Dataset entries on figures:
····················

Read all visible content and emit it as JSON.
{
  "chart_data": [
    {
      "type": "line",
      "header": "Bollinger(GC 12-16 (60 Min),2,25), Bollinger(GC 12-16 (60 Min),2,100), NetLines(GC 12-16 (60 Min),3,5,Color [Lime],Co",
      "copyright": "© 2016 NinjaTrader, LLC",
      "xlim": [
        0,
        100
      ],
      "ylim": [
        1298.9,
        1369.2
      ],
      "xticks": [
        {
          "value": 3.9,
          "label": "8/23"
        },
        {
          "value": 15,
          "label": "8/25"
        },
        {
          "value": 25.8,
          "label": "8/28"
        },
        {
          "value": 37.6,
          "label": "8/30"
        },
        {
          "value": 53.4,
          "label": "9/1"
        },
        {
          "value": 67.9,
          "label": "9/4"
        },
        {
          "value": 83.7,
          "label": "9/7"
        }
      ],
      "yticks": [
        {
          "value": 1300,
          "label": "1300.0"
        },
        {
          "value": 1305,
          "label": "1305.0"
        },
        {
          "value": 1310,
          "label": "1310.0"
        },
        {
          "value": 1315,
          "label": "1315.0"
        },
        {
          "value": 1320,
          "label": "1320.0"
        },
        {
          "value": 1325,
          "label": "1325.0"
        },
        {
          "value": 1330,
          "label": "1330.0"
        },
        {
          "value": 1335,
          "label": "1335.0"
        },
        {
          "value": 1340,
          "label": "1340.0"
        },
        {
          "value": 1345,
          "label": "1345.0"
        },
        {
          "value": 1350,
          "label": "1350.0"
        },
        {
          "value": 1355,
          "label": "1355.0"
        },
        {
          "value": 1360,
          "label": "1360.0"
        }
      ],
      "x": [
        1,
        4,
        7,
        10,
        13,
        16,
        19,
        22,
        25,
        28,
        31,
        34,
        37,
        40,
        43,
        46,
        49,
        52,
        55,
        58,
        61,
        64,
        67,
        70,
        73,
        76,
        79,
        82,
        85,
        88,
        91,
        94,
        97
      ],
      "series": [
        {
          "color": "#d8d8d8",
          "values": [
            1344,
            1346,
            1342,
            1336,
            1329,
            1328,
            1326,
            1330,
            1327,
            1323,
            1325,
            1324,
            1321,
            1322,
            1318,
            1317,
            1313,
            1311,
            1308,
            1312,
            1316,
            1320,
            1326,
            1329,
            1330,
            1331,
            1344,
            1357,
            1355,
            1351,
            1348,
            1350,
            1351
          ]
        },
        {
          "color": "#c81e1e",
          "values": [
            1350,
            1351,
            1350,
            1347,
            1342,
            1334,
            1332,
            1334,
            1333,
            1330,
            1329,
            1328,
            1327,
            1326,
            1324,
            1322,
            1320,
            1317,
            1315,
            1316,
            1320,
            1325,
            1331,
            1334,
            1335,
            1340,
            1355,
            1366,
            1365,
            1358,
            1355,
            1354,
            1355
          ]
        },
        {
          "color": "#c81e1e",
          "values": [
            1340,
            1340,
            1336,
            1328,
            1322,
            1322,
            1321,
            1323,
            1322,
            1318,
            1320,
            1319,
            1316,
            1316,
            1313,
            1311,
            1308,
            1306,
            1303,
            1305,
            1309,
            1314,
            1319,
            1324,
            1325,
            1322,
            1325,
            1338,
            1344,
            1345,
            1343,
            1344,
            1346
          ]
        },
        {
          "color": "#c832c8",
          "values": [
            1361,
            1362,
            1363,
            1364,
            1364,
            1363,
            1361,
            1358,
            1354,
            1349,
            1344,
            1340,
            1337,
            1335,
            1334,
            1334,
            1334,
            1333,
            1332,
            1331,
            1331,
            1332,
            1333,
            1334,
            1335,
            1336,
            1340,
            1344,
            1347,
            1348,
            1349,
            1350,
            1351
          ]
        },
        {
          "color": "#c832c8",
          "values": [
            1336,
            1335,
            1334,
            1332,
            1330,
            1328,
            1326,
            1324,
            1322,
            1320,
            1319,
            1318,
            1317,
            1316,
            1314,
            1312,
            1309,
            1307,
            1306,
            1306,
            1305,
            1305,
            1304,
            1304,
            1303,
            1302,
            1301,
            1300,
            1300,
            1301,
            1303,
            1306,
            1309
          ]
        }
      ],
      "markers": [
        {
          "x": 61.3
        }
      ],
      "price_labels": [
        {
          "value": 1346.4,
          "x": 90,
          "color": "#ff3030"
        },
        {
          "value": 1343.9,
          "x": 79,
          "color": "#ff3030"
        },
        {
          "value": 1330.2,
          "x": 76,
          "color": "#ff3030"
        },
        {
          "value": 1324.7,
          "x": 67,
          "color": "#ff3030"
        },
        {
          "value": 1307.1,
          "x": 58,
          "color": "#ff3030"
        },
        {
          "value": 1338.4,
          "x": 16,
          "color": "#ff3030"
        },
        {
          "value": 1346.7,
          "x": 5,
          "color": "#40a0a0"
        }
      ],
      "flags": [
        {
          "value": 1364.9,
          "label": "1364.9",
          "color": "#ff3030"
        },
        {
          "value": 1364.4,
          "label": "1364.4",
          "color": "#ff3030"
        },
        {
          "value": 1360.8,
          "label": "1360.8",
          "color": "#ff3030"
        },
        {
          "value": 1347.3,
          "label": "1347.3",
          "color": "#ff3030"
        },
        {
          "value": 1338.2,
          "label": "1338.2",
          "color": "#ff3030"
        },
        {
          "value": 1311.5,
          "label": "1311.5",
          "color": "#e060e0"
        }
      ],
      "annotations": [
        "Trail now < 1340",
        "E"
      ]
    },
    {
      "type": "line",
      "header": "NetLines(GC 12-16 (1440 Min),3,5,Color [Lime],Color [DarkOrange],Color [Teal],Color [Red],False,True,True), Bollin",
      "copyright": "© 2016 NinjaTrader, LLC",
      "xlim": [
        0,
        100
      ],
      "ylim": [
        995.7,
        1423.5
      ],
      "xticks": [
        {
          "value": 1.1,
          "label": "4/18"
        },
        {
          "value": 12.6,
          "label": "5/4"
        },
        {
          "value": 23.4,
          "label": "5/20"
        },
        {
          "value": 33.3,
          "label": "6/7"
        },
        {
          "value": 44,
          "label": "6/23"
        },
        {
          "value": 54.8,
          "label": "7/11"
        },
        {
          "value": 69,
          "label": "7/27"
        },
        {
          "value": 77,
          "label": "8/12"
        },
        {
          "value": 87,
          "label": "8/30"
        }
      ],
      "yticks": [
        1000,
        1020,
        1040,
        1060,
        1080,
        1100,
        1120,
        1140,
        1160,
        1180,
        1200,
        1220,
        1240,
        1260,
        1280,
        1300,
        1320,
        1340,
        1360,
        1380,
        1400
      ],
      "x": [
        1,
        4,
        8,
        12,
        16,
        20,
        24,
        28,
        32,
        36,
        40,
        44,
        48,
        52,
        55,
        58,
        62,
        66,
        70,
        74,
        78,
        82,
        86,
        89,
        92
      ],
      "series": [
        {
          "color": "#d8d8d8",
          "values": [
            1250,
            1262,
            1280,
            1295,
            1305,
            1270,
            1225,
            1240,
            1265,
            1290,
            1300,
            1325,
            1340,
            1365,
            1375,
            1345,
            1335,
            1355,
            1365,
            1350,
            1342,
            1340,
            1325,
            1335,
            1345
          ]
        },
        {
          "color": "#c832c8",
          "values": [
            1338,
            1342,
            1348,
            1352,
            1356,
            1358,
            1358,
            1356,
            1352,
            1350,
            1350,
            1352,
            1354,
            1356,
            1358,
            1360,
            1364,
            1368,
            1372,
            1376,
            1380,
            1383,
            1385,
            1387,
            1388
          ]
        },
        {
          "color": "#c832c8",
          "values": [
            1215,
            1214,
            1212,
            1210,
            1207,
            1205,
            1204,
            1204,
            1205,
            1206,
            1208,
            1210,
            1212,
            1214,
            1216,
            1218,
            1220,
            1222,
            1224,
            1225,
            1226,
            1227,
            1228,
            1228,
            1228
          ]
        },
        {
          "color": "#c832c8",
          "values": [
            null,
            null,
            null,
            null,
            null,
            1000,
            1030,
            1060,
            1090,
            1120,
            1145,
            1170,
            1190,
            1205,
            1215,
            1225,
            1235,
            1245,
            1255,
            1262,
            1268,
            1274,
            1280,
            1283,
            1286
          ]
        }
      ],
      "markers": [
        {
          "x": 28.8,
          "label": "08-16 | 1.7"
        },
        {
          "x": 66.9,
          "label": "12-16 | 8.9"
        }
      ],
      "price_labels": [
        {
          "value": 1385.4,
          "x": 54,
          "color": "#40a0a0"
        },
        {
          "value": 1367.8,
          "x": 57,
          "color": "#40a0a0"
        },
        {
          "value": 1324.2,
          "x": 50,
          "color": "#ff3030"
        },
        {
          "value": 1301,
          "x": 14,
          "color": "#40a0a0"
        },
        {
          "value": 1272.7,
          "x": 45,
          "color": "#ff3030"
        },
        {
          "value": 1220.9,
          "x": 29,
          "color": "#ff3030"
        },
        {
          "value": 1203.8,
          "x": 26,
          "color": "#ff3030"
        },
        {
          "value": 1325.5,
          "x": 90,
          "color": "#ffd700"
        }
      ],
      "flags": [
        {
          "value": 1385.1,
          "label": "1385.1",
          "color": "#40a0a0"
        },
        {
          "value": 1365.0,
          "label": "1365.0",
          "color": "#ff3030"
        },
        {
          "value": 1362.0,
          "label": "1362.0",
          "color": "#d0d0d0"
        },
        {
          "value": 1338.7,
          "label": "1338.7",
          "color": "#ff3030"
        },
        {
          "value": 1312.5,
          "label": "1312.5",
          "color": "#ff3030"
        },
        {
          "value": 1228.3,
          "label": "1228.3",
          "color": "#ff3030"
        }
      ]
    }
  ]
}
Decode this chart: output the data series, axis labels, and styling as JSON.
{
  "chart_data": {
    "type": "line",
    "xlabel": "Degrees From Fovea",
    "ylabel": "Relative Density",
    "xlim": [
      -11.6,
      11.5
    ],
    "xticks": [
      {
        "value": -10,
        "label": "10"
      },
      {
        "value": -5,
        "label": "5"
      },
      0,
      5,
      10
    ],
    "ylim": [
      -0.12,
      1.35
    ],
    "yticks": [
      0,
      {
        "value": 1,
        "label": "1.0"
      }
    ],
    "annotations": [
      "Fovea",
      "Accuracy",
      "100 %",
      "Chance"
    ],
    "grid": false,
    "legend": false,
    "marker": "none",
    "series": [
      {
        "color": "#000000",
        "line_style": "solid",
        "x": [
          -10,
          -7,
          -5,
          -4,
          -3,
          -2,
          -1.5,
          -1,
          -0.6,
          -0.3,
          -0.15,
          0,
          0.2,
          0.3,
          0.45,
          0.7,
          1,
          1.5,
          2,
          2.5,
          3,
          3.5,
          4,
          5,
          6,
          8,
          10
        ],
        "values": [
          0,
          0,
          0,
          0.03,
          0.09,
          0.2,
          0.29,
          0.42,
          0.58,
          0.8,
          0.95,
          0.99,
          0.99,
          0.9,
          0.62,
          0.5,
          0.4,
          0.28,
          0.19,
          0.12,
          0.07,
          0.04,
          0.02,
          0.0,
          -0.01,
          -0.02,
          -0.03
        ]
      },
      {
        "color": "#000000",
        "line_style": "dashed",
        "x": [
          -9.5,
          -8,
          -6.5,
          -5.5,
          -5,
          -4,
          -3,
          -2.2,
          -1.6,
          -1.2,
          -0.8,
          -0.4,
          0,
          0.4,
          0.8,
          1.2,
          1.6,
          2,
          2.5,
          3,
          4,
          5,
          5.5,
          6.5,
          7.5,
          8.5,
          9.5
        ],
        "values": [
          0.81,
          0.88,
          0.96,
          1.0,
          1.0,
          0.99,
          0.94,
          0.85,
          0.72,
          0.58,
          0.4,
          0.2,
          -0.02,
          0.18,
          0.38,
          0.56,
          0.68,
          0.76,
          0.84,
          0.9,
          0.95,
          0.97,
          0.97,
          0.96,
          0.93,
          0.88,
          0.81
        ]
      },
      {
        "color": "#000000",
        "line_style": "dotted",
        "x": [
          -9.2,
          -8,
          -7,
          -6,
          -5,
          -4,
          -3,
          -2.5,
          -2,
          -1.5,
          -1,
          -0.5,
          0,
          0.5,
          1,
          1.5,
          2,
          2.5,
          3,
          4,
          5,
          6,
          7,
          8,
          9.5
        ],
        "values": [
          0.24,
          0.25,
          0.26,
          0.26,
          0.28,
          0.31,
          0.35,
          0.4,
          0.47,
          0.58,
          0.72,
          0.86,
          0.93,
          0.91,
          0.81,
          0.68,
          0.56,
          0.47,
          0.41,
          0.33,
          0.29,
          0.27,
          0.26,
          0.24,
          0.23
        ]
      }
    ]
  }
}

····················

■ Task directions: Collect, from the material above, every line containing the word "JSON".

■ Written solution:
Read all visible content and emit it as JSON.
Decode this chart: output the data series, axis labels, and styling as JSON.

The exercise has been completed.